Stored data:
· · · ·

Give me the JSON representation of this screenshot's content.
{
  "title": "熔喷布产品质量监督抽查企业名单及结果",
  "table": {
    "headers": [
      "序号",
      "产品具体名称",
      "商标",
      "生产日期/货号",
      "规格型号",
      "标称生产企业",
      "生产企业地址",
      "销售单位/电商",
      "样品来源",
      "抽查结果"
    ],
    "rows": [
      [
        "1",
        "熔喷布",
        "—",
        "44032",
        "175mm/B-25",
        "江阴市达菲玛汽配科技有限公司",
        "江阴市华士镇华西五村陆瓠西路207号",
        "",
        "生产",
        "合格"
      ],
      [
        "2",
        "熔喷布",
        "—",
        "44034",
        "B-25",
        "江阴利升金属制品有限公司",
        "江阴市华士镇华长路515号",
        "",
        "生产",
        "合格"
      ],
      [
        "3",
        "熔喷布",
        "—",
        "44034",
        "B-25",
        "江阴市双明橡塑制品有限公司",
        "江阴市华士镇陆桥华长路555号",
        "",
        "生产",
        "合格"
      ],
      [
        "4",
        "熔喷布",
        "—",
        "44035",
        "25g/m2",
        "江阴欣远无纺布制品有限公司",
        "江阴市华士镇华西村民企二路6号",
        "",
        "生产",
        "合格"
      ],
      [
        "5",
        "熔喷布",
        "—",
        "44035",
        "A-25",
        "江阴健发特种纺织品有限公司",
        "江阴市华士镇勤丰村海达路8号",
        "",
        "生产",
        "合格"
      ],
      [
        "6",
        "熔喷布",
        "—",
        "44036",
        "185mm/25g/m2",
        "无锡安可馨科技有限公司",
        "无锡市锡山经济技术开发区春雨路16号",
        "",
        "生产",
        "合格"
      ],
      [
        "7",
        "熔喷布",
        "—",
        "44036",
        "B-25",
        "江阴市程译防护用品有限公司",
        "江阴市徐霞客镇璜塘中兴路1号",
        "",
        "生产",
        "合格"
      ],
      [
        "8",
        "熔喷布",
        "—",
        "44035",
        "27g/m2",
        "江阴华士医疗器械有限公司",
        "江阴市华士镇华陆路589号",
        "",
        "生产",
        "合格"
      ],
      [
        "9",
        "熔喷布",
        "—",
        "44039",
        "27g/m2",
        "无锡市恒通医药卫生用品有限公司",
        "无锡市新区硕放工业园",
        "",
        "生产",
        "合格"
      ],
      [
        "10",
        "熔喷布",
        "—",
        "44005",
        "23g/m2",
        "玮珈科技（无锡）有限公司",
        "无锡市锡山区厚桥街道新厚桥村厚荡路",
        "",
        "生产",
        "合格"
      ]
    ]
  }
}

· · · ·

#### [WHAT YOU WILL DO]
Using the data above, reproduce every line exactly.

#### [EXERCISE SOLUTION]
Give me the JSON representation of this screenshot's content.
{
  "title": "熔喷布产品质量监督抽查企业名单及结果",
  "table": {
    "headers": [
      "序号",
      "产品具体名称",
      "商标",
      "生产日期/货号",
      "规格型号",
      "标称生产企业",
      "生产企业地址",
      "销售单位/电商",
      "样品来源",
      "抽查结果"
    ],
    "rows": [
      [
        "1",
        "熔喷布",
        "—",
        "44032",
        "175mm/B-25",
        "江阴市达菲玛汽配科技有限公司",
        "江阴市华士镇华西五村陆瓠西路207号",
        "",
        "生产",
        "合格"
      ],
      [
        "2",
        "熔喷布",
        "—",
        "44034",
        "B-25",
        "江阴利升金属制品有限公司",
        "江阴市华士镇华长路515号",
        "",
        "生产",
        "合格"
      ],
      [
        "3",
        "熔喷布",
        "—",
        "44034",
        "B-25",
        "江阴市双明橡塑制品有限公司",
        "江阴市华士镇陆桥华长路555号",
        "",
        "生产",
        "合格"
      ],
      [
        "4",
        "熔喷布",
        "—",
        "44035",
        "25g/m2",
        "江阴欣远无纺布制品有限公司",
        "江阴市华士镇华西村民企二路6号",
        "",
        "生产",
        "合格"
      ],
      [
        "5",
        "熔喷布",
        "—",
        "44035",
        "A-25",
        "江阴健发特种纺织品有限公司",
        "江阴市华士镇勤丰村海达路8号",
        "",
        "生产",
        "合格"
      ],
      [
        "6",
        "熔喷布",
        "—",
        "44036",
        "185mm/25g/m2",
        "无锡安可馨科技有限公司",
        "无锡市锡山经济技术开发区春雨路16号",
        "",
        "生产",
        "合格"
      ],
      [
        "7",
        "熔喷布",
        "—",
        "44036",
        "B-25",
        "江阴市程译防护用品有限公司",
        "江阴市徐霞客镇璜塘中兴路1号",
        "",
        "生产",
        "合格"
      ],
      [
        "8",
        "熔喷布",
        "—",
        "44035",
        "27g/m2",
        "江阴华士医疗器械有限公司",
        "江阴市华士镇华陆路589号",
        "",
        "生产",
        "合格"
      ],
      [
        "9",
        "熔喷布",
        "—",
        "44039",
        "27g/m2",
        "无锡市恒通医药卫生用品有限公司",
        "无锡市新区硕放工业园",
        "",
        "生产",
        "合格"
      ],
      [
        "10",
        "熔喷布",
        "—",
        "44005",
        "23g/m2",
        "玮珈科技（无锡）有限公司",
        "无锡市锡山区厚桥街道新厚桥村厚荡路",
        "",
        "生产",
        "合格"
      ]
    ]
  }
}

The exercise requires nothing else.